▸ Problem details
Locate each line containing the string "this" and copy it out.

___ Task material

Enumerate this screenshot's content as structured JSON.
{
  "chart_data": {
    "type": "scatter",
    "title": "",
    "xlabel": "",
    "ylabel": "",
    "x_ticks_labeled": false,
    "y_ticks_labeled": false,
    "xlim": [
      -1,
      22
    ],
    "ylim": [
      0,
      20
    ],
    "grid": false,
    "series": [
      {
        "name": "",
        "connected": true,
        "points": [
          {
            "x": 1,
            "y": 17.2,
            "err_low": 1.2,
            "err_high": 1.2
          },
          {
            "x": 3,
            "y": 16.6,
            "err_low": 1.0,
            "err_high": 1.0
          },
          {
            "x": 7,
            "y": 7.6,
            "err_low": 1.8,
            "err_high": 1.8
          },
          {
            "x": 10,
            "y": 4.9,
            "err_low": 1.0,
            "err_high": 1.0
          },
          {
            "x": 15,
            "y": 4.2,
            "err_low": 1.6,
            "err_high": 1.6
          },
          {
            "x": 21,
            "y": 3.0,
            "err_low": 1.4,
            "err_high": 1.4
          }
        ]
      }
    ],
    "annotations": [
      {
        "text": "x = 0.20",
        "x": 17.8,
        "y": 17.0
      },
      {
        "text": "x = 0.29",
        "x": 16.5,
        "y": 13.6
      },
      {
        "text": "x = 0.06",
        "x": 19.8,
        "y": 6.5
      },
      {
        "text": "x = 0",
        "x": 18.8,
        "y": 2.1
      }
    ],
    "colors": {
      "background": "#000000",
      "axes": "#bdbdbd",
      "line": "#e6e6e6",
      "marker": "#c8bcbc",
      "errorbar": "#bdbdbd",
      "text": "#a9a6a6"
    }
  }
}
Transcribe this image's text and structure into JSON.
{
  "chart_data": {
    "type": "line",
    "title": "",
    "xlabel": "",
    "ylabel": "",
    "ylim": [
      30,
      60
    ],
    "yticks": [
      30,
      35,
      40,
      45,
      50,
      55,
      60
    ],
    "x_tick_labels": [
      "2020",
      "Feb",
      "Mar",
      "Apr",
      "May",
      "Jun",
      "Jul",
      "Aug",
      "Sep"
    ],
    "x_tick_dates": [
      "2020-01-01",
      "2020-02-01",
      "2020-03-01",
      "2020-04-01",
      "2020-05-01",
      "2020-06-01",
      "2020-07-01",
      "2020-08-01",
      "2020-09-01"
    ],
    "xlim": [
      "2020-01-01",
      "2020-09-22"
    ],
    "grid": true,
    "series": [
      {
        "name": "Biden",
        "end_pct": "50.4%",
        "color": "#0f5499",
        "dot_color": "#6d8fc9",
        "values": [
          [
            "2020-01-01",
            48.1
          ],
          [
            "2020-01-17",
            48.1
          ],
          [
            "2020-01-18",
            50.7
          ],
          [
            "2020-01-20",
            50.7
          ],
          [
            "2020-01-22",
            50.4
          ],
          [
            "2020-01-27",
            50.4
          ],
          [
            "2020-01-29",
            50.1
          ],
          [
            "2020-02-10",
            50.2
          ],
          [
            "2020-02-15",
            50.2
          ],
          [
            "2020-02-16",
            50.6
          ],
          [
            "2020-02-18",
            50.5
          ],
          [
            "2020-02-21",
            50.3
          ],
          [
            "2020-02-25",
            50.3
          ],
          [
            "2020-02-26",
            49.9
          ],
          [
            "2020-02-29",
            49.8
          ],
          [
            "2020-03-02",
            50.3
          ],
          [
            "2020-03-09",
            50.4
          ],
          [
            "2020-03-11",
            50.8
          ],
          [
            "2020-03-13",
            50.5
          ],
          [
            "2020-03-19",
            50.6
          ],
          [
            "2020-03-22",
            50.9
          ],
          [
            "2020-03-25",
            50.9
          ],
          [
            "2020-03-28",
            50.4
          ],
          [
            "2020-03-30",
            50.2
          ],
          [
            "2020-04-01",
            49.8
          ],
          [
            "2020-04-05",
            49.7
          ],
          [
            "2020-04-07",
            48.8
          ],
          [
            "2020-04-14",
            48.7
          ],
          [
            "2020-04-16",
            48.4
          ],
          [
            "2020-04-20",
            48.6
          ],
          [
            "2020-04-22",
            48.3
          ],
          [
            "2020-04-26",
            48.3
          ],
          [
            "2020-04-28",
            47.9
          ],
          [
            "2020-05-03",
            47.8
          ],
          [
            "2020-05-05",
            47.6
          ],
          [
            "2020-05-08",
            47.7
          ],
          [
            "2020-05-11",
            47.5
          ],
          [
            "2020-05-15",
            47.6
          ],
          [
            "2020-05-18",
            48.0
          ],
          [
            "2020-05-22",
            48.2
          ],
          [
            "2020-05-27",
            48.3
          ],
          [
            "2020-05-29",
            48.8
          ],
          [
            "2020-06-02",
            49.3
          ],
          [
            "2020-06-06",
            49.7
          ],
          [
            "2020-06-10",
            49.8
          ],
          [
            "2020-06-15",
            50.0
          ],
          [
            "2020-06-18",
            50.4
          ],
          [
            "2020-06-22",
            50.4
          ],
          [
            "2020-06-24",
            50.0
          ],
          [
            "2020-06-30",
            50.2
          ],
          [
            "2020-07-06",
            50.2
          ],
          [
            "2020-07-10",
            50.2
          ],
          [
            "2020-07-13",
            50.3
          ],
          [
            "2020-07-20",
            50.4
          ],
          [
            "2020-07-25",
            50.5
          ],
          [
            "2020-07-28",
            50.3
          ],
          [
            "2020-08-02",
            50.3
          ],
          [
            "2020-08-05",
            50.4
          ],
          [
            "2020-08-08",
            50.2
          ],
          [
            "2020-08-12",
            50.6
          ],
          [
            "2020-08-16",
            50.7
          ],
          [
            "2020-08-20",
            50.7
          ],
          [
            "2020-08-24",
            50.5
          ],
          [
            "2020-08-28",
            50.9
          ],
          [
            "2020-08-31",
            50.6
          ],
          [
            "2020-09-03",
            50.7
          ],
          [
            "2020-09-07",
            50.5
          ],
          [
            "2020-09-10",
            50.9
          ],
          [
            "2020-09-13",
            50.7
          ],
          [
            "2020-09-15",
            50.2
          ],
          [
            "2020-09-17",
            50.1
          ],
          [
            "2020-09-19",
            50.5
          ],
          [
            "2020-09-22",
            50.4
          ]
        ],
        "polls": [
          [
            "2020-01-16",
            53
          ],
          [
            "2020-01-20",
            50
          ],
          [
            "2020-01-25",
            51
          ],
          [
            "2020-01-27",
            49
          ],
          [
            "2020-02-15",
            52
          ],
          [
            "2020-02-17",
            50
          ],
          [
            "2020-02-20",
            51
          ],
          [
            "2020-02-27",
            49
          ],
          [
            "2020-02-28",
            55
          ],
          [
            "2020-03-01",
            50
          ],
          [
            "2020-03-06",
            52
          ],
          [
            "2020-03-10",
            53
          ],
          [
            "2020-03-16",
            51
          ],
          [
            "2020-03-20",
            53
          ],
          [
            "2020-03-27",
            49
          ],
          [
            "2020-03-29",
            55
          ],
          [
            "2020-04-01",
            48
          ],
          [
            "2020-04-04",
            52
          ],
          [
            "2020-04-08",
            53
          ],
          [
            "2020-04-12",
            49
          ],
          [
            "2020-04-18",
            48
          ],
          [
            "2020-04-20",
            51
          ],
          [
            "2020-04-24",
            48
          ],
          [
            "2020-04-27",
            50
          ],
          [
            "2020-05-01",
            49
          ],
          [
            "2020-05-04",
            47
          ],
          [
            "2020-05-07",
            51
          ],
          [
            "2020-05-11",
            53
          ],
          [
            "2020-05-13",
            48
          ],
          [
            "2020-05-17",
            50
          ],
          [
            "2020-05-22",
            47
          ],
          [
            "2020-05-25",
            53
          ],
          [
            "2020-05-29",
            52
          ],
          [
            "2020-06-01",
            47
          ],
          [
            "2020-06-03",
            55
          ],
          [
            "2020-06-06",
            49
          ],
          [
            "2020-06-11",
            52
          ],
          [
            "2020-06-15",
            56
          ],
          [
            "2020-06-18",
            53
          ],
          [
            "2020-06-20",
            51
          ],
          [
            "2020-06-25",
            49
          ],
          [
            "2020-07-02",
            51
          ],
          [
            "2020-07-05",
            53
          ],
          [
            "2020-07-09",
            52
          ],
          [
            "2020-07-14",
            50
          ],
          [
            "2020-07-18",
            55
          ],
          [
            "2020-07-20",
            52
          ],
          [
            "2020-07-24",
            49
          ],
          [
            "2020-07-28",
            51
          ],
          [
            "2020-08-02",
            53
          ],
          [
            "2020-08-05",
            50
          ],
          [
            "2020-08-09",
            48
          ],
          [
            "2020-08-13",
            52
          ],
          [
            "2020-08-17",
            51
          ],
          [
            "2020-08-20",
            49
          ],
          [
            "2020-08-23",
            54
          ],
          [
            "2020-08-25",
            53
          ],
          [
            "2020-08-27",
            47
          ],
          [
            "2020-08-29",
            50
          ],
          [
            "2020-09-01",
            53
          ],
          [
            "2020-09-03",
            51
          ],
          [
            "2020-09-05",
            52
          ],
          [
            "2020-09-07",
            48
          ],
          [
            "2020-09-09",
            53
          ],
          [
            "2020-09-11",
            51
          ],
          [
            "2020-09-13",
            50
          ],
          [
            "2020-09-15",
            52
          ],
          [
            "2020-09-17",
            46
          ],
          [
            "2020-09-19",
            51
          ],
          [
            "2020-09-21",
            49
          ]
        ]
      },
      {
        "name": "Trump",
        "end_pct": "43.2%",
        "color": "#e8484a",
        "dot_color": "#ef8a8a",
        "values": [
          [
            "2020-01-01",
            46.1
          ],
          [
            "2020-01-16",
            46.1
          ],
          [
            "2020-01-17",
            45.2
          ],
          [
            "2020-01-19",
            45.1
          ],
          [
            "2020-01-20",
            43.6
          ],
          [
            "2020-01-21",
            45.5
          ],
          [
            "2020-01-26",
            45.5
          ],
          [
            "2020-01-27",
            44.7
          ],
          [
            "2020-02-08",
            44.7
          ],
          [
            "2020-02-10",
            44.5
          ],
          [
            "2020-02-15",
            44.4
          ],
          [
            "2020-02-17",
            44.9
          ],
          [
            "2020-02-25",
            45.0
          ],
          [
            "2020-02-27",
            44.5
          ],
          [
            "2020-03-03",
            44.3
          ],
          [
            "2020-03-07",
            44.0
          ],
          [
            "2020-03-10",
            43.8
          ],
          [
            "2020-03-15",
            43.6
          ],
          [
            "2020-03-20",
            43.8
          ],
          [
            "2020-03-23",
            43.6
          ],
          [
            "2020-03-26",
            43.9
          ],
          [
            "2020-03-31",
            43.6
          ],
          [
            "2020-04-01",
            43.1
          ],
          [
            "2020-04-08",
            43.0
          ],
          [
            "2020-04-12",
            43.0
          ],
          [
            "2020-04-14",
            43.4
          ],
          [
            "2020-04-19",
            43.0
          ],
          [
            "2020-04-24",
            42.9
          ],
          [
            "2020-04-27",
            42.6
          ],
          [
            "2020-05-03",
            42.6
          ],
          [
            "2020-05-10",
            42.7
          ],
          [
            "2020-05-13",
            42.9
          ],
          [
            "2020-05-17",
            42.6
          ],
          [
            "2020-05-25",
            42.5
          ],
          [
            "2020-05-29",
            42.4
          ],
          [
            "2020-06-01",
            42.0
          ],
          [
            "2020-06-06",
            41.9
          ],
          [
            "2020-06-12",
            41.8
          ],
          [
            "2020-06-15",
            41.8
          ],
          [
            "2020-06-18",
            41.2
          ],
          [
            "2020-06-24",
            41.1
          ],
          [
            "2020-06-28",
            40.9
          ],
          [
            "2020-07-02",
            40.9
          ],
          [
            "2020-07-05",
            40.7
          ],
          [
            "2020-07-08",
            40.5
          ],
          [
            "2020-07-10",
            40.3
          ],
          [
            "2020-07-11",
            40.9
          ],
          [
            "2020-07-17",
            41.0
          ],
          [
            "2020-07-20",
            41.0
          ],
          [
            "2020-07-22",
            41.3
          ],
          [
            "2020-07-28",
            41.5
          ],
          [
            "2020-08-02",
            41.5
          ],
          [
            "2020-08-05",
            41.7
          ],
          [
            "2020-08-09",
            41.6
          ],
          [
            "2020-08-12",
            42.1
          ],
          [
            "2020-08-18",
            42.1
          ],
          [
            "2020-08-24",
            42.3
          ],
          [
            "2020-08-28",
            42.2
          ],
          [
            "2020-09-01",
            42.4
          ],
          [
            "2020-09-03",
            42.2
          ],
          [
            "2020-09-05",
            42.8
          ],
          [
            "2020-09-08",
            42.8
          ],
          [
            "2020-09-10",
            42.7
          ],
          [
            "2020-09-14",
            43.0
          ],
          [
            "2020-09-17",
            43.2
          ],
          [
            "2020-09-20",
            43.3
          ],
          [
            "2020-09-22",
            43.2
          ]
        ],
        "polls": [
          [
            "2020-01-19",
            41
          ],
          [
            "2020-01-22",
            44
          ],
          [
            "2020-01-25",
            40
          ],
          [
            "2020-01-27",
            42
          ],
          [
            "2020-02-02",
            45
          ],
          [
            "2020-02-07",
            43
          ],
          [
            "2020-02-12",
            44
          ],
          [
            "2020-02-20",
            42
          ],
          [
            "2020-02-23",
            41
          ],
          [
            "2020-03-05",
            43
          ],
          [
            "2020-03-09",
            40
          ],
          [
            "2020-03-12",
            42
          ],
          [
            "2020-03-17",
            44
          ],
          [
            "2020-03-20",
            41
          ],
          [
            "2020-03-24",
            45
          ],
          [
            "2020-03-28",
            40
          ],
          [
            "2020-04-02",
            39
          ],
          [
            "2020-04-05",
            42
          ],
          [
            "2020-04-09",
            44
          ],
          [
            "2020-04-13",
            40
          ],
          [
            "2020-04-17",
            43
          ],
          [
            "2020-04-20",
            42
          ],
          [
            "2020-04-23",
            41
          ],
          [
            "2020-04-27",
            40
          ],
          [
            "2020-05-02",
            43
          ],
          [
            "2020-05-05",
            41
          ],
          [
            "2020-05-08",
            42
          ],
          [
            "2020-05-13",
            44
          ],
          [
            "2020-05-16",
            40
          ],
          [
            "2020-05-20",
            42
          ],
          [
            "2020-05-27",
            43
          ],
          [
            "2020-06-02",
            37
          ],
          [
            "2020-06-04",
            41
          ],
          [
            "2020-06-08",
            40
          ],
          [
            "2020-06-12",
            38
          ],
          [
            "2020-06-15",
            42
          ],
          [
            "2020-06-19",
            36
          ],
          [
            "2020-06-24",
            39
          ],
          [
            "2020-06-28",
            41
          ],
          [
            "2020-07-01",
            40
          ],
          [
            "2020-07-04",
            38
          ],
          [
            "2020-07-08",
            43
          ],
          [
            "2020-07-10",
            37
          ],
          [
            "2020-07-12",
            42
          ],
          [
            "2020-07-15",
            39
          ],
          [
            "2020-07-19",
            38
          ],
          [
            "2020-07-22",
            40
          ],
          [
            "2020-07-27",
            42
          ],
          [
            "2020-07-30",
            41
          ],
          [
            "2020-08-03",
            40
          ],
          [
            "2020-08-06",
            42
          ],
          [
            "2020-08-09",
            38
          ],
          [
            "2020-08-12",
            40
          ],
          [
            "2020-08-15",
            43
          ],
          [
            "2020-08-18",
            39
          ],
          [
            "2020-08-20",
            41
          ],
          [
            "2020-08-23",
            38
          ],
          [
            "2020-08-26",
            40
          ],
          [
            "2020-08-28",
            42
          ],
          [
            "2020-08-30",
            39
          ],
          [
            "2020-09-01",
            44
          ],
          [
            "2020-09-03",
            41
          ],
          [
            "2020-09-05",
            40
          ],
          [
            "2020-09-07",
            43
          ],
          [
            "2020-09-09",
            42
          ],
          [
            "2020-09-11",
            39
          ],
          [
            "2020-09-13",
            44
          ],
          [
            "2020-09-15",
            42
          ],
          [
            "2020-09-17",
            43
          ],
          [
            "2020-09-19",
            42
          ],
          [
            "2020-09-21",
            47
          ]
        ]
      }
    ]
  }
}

______

▸ Task output
Enumerate this screenshot's content as structured JSON.
Transcribe this image's text and structure into JSON.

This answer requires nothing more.